# EXERCISE MATERIAL start

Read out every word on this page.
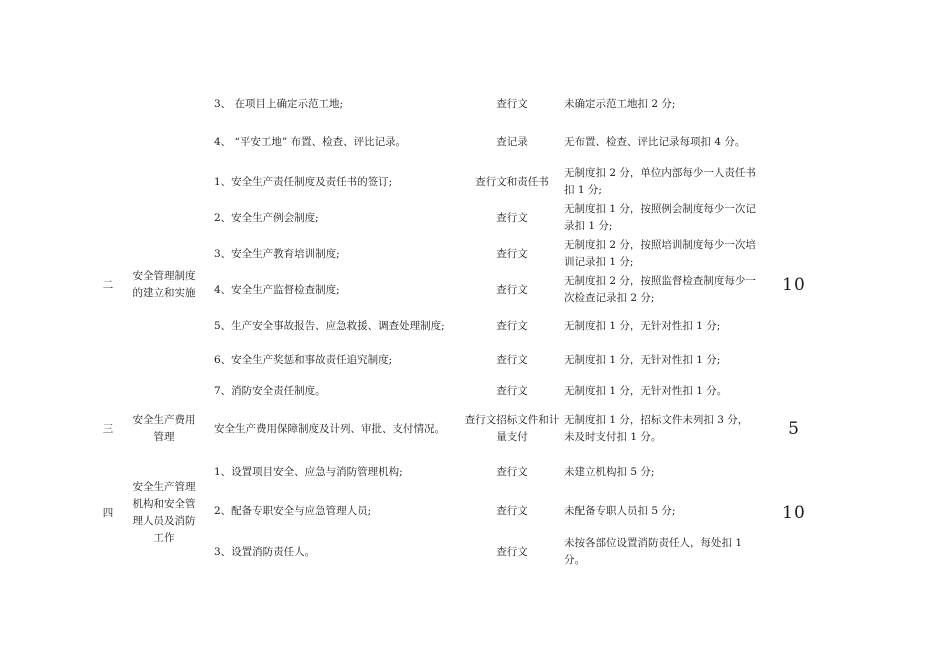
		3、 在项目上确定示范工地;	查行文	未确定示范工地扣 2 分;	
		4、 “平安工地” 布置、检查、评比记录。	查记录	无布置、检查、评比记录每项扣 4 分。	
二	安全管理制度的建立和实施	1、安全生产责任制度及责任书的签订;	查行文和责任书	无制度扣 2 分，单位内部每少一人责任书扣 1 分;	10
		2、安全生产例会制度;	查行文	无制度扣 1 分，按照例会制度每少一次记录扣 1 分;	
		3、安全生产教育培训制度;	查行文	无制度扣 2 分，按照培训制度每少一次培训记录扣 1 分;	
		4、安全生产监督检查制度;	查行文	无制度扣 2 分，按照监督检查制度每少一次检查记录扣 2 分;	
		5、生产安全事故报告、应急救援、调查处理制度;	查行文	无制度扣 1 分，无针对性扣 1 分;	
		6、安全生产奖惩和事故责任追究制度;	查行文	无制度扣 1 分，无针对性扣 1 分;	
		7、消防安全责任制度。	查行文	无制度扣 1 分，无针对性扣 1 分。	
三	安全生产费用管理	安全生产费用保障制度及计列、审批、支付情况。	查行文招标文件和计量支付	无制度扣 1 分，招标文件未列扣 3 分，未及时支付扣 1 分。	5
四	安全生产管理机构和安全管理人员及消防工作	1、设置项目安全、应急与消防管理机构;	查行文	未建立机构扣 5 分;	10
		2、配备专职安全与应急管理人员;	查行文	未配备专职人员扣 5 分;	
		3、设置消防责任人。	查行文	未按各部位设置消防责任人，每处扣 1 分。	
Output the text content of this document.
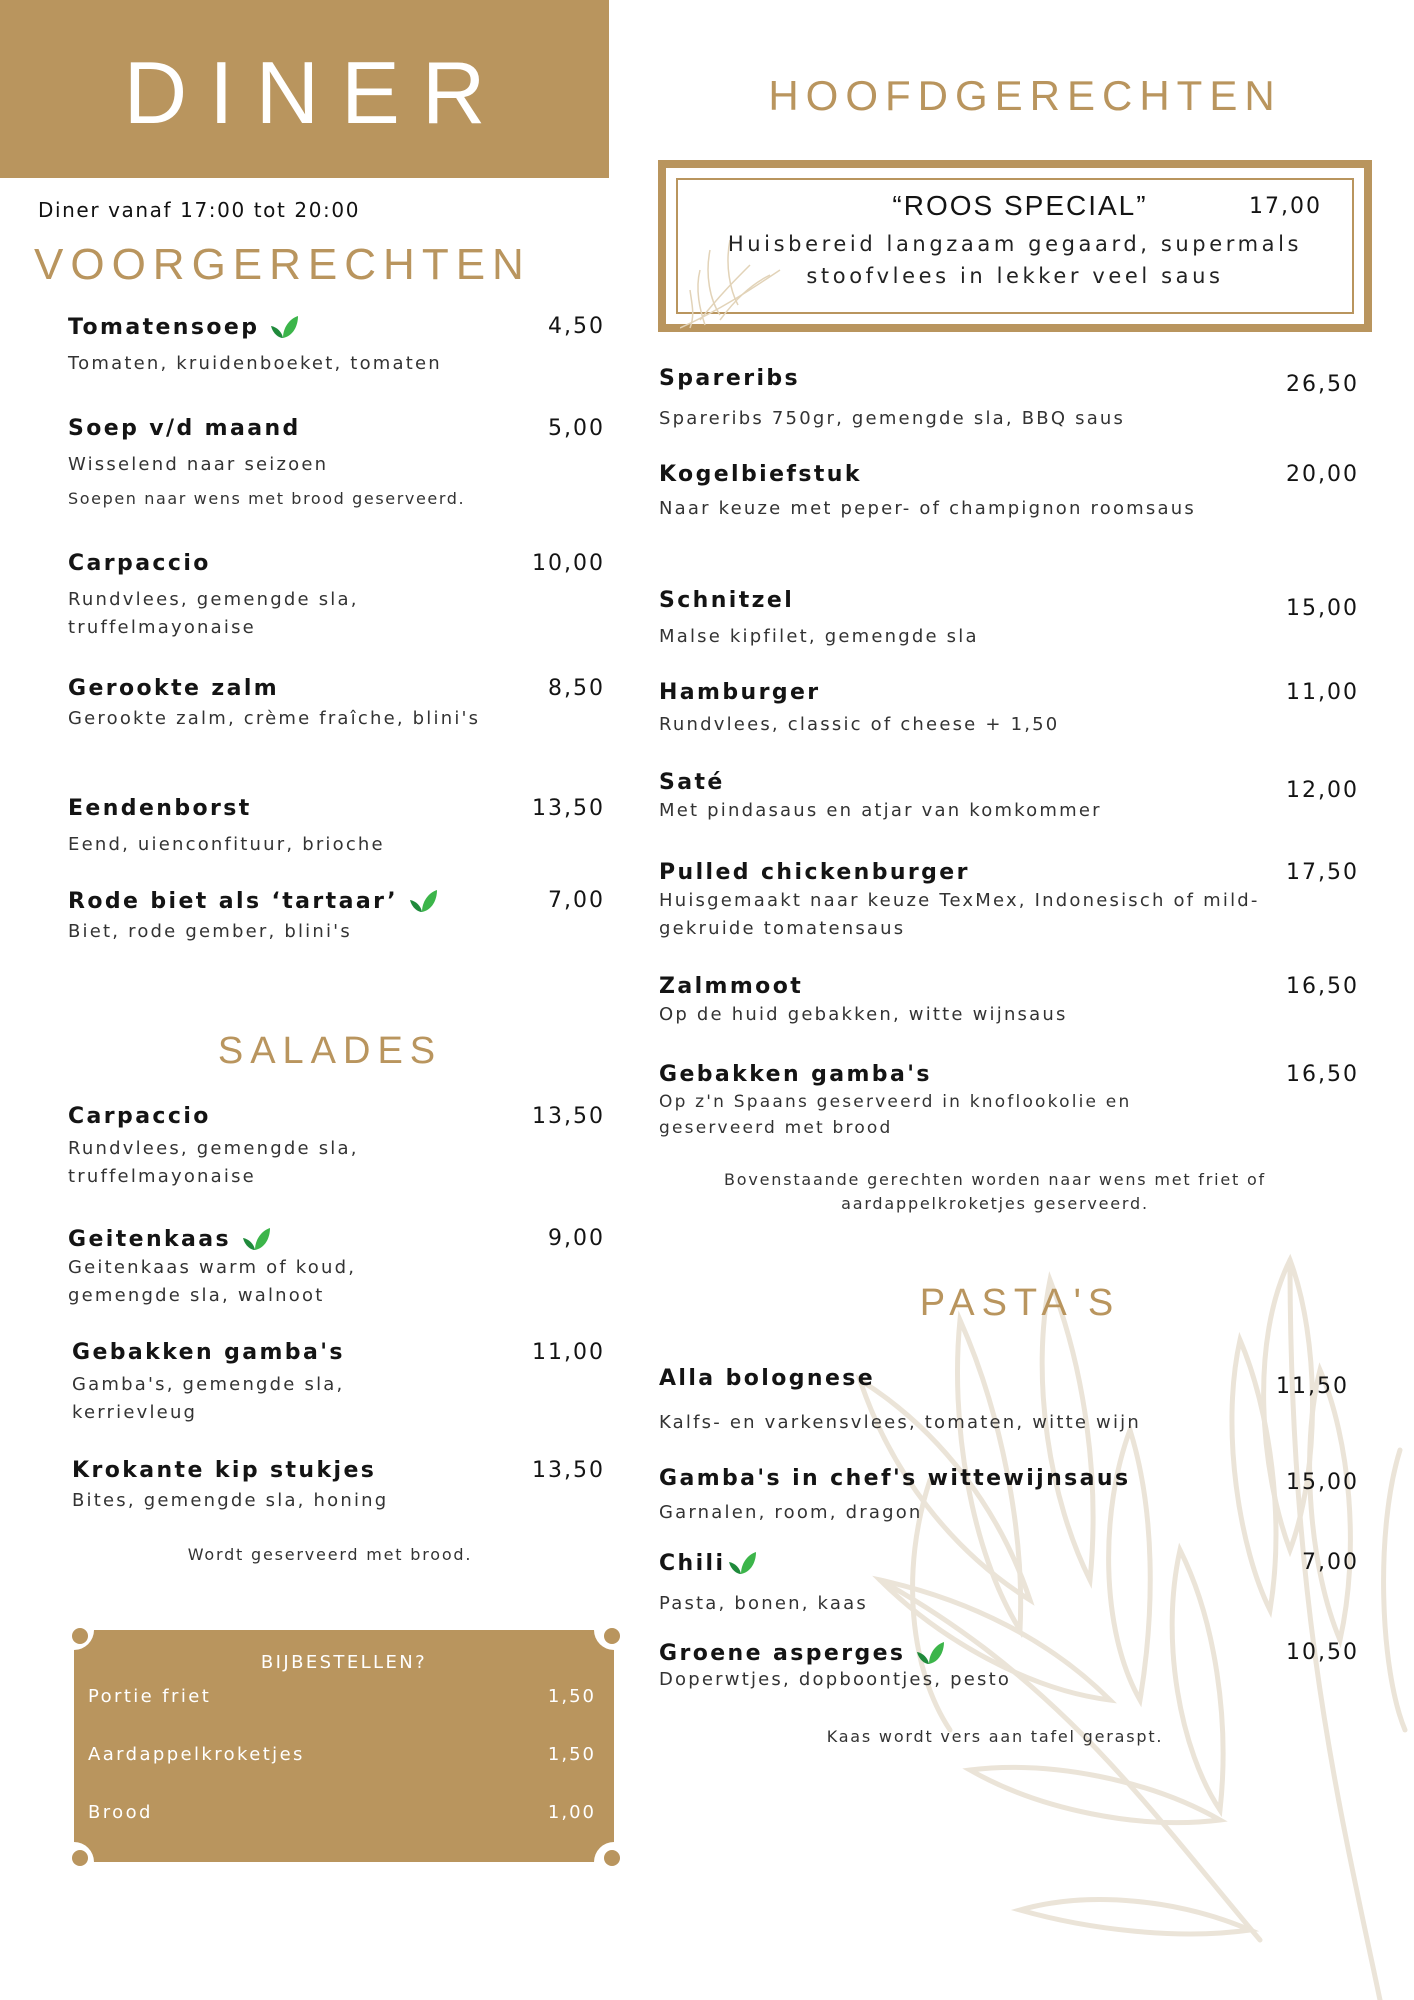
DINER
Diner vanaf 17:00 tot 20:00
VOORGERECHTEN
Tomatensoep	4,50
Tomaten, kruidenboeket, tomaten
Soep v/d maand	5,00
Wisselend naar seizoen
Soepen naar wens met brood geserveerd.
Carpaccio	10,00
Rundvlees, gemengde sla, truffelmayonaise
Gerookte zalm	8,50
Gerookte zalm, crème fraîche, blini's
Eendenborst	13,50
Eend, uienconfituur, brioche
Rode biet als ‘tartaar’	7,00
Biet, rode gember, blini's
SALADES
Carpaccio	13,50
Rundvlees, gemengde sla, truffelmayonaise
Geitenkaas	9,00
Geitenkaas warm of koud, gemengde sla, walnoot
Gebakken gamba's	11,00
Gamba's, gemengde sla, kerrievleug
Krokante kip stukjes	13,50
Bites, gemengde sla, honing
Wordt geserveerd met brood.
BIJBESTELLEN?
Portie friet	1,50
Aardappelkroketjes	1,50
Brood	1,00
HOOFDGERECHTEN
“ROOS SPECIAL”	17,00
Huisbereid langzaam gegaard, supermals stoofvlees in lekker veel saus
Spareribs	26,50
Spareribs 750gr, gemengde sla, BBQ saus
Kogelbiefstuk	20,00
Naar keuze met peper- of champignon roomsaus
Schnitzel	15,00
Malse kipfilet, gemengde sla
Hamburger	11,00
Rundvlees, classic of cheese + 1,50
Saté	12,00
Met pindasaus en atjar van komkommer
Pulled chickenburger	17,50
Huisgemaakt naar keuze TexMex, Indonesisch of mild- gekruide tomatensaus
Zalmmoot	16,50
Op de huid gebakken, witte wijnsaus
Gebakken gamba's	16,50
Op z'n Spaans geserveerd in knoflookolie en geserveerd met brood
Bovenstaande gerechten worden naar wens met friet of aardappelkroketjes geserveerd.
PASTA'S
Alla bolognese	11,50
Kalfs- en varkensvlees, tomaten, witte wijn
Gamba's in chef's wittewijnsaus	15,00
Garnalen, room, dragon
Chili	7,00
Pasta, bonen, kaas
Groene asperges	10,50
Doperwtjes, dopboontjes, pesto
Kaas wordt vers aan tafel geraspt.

# EXERCISE MATERIAL end

## [TASK STATEMENT]
All the records need to be repeated exactly, with the images dropped.

## [CORRECT RESULT]
Read out every word on this page.
		3、 在项目上确定示范工地;	查行文	未确定示范工地扣 2 分;	
		4、 “平安工地” 布置、检查、评比记录。	查记录	无布置、检查、评比记录每项扣 4 分。	
二	安全管理制度的建立和实施	1、安全生产责任制度及责任书的签订;	查行文和责任书	无制度扣 2 分，单位内部每少一人责任书扣 1 分;	10
		2、安全生产例会制度;	查行文	无制度扣 1 分，按照例会制度每少一次记录扣 1 分;	
		3、安全生产教育培训制度;	查行文	无制度扣 2 分，按照培训制度每少一次培训记录扣 1 分;	
		4、安全生产监督检查制度;	查行文	无制度扣 2 分，按照监督检查制度每少一次检查记录扣 2 分;	
		5、生产安全事故报告、应急救援、调查处理制度;	查行文	无制度扣 1 分，无针对性扣 1 分;	
		6、安全生产奖惩和事故责任追究制度;	查行文	无制度扣 1 分，无针对性扣 1 分;	
		7、消防安全责任制度。	查行文	无制度扣 1 分，无针对性扣 1 分。	
三	安全生产费用管理	安全生产费用保障制度及计列、审批、支付情况。	查行文招标文件和计量支付	无制度扣 1 分，招标文件未列扣 3 分，未及时支付扣 1 分。	5
四	安全生产管理机构和安全管理人员及消防工作	1、设置项目安全、应急与消防管理机构;	查行文	未建立机构扣 5 分;	10
		2、配备专职安全与应急管理人员;	查行文	未配备专职人员扣 5 分;	
		3、设置消防责任人。	查行文	未按各部位设置消防责任人，每处扣 1 分。	
Output the text content of this document.
DINER
Diner vanaf 17:00 tot 20:00
VOORGERECHTEN
Tomatensoep	4,50
Tomaten, kruidenboeket, tomaten
Soep v/d maand	5,00
Wisselend naar seizoen
Soepen naar wens met brood geserveerd.
Carpaccio	10,00
Rundvlees, gemengde sla, truffelmayonaise
Gerookte zalm	8,50
Gerookte zalm, crème fraîche, blini's
Eendenborst	13,50
Eend, uienconfituur, brioche
Rode biet als ‘tartaar’	7,00
Biet, rode gember, blini's
SALADES
Carpaccio	13,50
Rundvlees, gemengde sla, truffelmayonaise
Geitenkaas	9,00
Geitenkaas warm of koud, gemengde sla, walnoot
Gebakken gamba's	11,00
Gamba's, gemengde sla, kerrievleug
Krokante kip stukjes	13,50
Bites, gemengde sla, honing
Wordt geserveerd met brood.
BIJBESTELLEN?
Portie friet	1,50
Aardappelkroketjes	1,50
Brood	1,00
HOOFDGERECHTEN
“ROOS SPECIAL”	17,00
Huisbereid langzaam gegaard, supermals stoofvlees in lekker veel saus
Spareribs	26,50
Spareribs 750gr, gemengde sla, BBQ saus
Kogelbiefstuk	20,00
Naar keuze met peper- of champignon roomsaus
Schnitzel	15,00
Malse kipfilet, gemengde sla
Hamburger	11,00
Rundvlees, classic of cheese + 1,50
Saté	12,00
Met pindasaus en atjar van komkommer
Pulled chickenburger	17,50
Huisgemaakt naar keuze TexMex, Indonesisch of mild- gekruide tomatensaus
Zalmmoot	16,50
Op de huid gebakken, witte wijnsaus
Gebakken gamba's	16,50
Op z'n Spaans geserveerd in knoflookolie en geserveerd met brood
Bovenstaande gerechten worden naar wens met friet of aardappelkroketjes geserveerd.
PASTA'S
Alla bolognese	11,50
Kalfs- en varkensvlees, tomaten, witte wijn
Gamba's in chef's wittewijnsaus	15,00
Garnalen, room, dragon
Chili	7,00
Pasta, bonen, kaas
Groene asperges	10,50
Doperwtjes, dopboontjes, pesto
Kaas wordt vers aan tafel geraspt.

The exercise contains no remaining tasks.